* **TASK**
Find every line in the records below that holds the word "Politics", and copy each one.

Records from a collection of figures

########

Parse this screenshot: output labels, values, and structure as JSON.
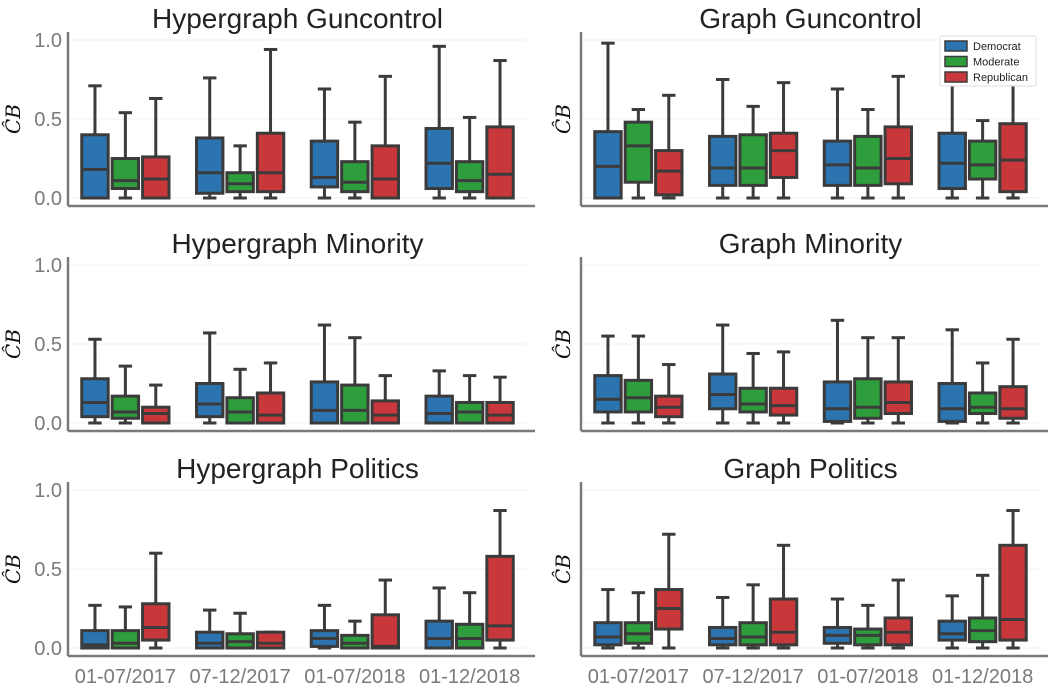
{
  "chart_data": {
    "type": "box",
    "layout": "3 rows x 2 columns, shared x and y axes",
    "y_axis": {
      "label": "ĈB",
      "ylim": [
        0,
        1.0
      ],
      "ticks": [
        "0.0",
        "0.5",
        "1.0"
      ],
      "grid": true
    },
    "x_axis": {
      "categories": [
        "01-07/2017",
        "07-12/2017",
        "01-07/2018",
        "01-12/2018"
      ]
    },
    "legend": {
      "placement": "top-right of Graph Guncontrol",
      "entries": [
        {
          "name": "Democrat",
          "color": "#2b74b0"
        },
        {
          "name": "Moderate",
          "color": "#2e9e3c"
        },
        {
          "name": "Republican",
          "color": "#c8373a"
        }
      ]
    },
    "panels": [
      {
        "title": "Hypergraph Guncontrol",
        "groups": [
          {
            "category": "01-07/2017",
            "boxes": [
              [
                0,
                0,
                0.18,
                0.4,
                0.71
              ],
              [
                0,
                0.06,
                0.11,
                0.25,
                0.54
              ],
              [
                0,
                0,
                0.12,
                0.26,
                0.63
              ]
            ]
          },
          {
            "category": "07-12/2017",
            "boxes": [
              [
                0,
                0.03,
                0.16,
                0.38,
                0.76
              ],
              [
                0,
                0.04,
                0.09,
                0.16,
                0.33
              ],
              [
                0,
                0.04,
                0.16,
                0.41,
                0.94
              ]
            ]
          },
          {
            "category": "01-07/2018",
            "boxes": [
              [
                0,
                0.07,
                0.13,
                0.36,
                0.69
              ],
              [
                0,
                0.04,
                0.1,
                0.23,
                0.48
              ],
              [
                0,
                0,
                0.12,
                0.33,
                0.77
              ]
            ]
          },
          {
            "category": "01-12/2018",
            "boxes": [
              [
                0,
                0.06,
                0.22,
                0.44,
                0.96
              ],
              [
                0,
                0.04,
                0.11,
                0.23,
                0.51
              ],
              [
                0,
                0,
                0.15,
                0.45,
                0.87
              ]
            ]
          }
        ]
      },
      {
        "title": "Graph Guncontrol",
        "groups": [
          {
            "category": "01-07/2017",
            "boxes": [
              [
                0,
                0,
                0.2,
                0.42,
                0.98
              ],
              [
                0,
                0.1,
                0.33,
                0.48,
                0.56
              ],
              [
                0,
                0.02,
                0.17,
                0.3,
                0.65
              ]
            ]
          },
          {
            "category": "07-12/2017",
            "boxes": [
              [
                0,
                0.08,
                0.19,
                0.39,
                0.75
              ],
              [
                0,
                0.08,
                0.19,
                0.4,
                0.58
              ],
              [
                0,
                0.13,
                0.3,
                0.41,
                0.73
              ]
            ]
          },
          {
            "category": "01-07/2018",
            "boxes": [
              [
                0,
                0.08,
                0.21,
                0.36,
                0.69
              ],
              [
                0,
                0.08,
                0.19,
                0.39,
                0.56
              ],
              [
                0,
                0.09,
                0.25,
                0.45,
                0.77
              ]
            ]
          },
          {
            "category": "01-12/2018",
            "boxes": [
              [
                0,
                0.06,
                0.22,
                0.41,
                0.96
              ],
              [
                0,
                0.12,
                0.21,
                0.36,
                0.49
              ],
              [
                0,
                0.04,
                0.24,
                0.47,
                0.97
              ]
            ]
          }
        ]
      },
      {
        "title": "Hypergraph Minority",
        "groups": [
          {
            "category": "01-07/2017",
            "boxes": [
              [
                0,
                0.04,
                0.13,
                0.28,
                0.53
              ],
              [
                0,
                0.03,
                0.07,
                0.17,
                0.36
              ],
              [
                0,
                0,
                0.06,
                0.1,
                0.24
              ]
            ]
          },
          {
            "category": "07-12/2017",
            "boxes": [
              [
                0,
                0.04,
                0.12,
                0.25,
                0.57
              ],
              [
                0,
                0,
                0.07,
                0.16,
                0.34
              ],
              [
                0,
                0,
                0.05,
                0.19,
                0.38
              ]
            ]
          },
          {
            "category": "01-07/2018",
            "boxes": [
              [
                0,
                0,
                0.08,
                0.26,
                0.62
              ],
              [
                0,
                0,
                0.08,
                0.24,
                0.54
              ],
              [
                0,
                0,
                0.05,
                0.14,
                0.3
              ]
            ]
          },
          {
            "category": "01-12/2018",
            "boxes": [
              [
                0,
                0,
                0.06,
                0.17,
                0.33
              ],
              [
                0,
                0,
                0.07,
                0.13,
                0.3
              ],
              [
                0,
                0,
                0.05,
                0.13,
                0.29
              ]
            ]
          }
        ]
      },
      {
        "title": "Graph Minority",
        "groups": [
          {
            "category": "01-07/2017",
            "boxes": [
              [
                0,
                0.07,
                0.15,
                0.3,
                0.55
              ],
              [
                0,
                0.07,
                0.16,
                0.27,
                0.55
              ],
              [
                0,
                0.04,
                0.1,
                0.17,
                0.37
              ]
            ]
          },
          {
            "category": "07-12/2017",
            "boxes": [
              [
                0,
                0.09,
                0.18,
                0.31,
                0.62
              ],
              [
                0,
                0.07,
                0.12,
                0.22,
                0.44
              ],
              [
                0,
                0.05,
                0.11,
                0.22,
                0.45
              ]
            ]
          },
          {
            "category": "01-07/2018",
            "boxes": [
              [
                0,
                0.01,
                0.09,
                0.26,
                0.65
              ],
              [
                0,
                0.03,
                0.1,
                0.28,
                0.54
              ],
              [
                0,
                0.06,
                0.13,
                0.26,
                0.54
              ]
            ]
          },
          {
            "category": "01-12/2018",
            "boxes": [
              [
                0,
                0.01,
                0.09,
                0.25,
                0.59
              ],
              [
                0,
                0.06,
                0.1,
                0.19,
                0.38
              ],
              [
                0,
                0.03,
                0.09,
                0.23,
                0.53
              ]
            ]
          }
        ]
      },
      {
        "title": "Hypergraph Politics",
        "groups": [
          {
            "category": "01-07/2017",
            "boxes": [
              [
                0,
                0,
                0.02,
                0.11,
                0.27
              ],
              [
                0,
                0,
                0.03,
                0.11,
                0.26
              ],
              [
                0,
                0.05,
                0.13,
                0.28,
                0.6
              ]
            ]
          },
          {
            "category": "07-12/2017",
            "boxes": [
              [
                0,
                0,
                0.03,
                0.1,
                0.24
              ],
              [
                0,
                0,
                0.04,
                0.09,
                0.22
              ],
              [
                0,
                0,
                0.03,
                0.1,
                0.1
              ]
            ]
          },
          {
            "category": "01-07/2018",
            "boxes": [
              [
                0,
                0.01,
                0.06,
                0.11,
                0.27
              ],
              [
                0,
                0,
                0.03,
                0.08,
                0.17
              ],
              [
                0,
                0,
                0.01,
                0.21,
                0.43
              ]
            ]
          },
          {
            "category": "01-12/2018",
            "boxes": [
              [
                0,
                0,
                0.06,
                0.17,
                0.38
              ],
              [
                0,
                0,
                0.06,
                0.15,
                0.35
              ],
              [
                0,
                0.05,
                0.14,
                0.58,
                0.87
              ]
            ]
          }
        ]
      },
      {
        "title": "Graph Politics",
        "groups": [
          {
            "category": "01-07/2017",
            "boxes": [
              [
                0,
                0.02,
                0.07,
                0.16,
                0.37
              ],
              [
                0,
                0.03,
                0.09,
                0.16,
                0.35
              ],
              [
                0,
                0.12,
                0.25,
                0.37,
                0.72
              ]
            ]
          },
          {
            "category": "07-12/2017",
            "boxes": [
              [
                0,
                0.02,
                0.06,
                0.13,
                0.32
              ],
              [
                0,
                0.02,
                0.07,
                0.16,
                0.4
              ],
              [
                0,
                0.02,
                0.1,
                0.31,
                0.65
              ]
            ]
          },
          {
            "category": "01-07/2018",
            "boxes": [
              [
                0,
                0.03,
                0.08,
                0.13,
                0.31
              ],
              [
                0,
                0.02,
                0.08,
                0.12,
                0.27
              ],
              [
                0,
                0.02,
                0.1,
                0.19,
                0.43
              ]
            ]
          },
          {
            "category": "01-12/2018",
            "boxes": [
              [
                0,
                0.05,
                0.09,
                0.17,
                0.33
              ],
              [
                0,
                0.04,
                0.11,
                0.19,
                0.46
              ],
              [
                0,
                0.05,
                0.18,
                0.65,
                0.87
              ]
            ]
          }
        ]
      }
    ]
  }
}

########

* **COMPLETE ANSWER**
        "title": "Hypergraph Politics",
        "title": "Graph Politics",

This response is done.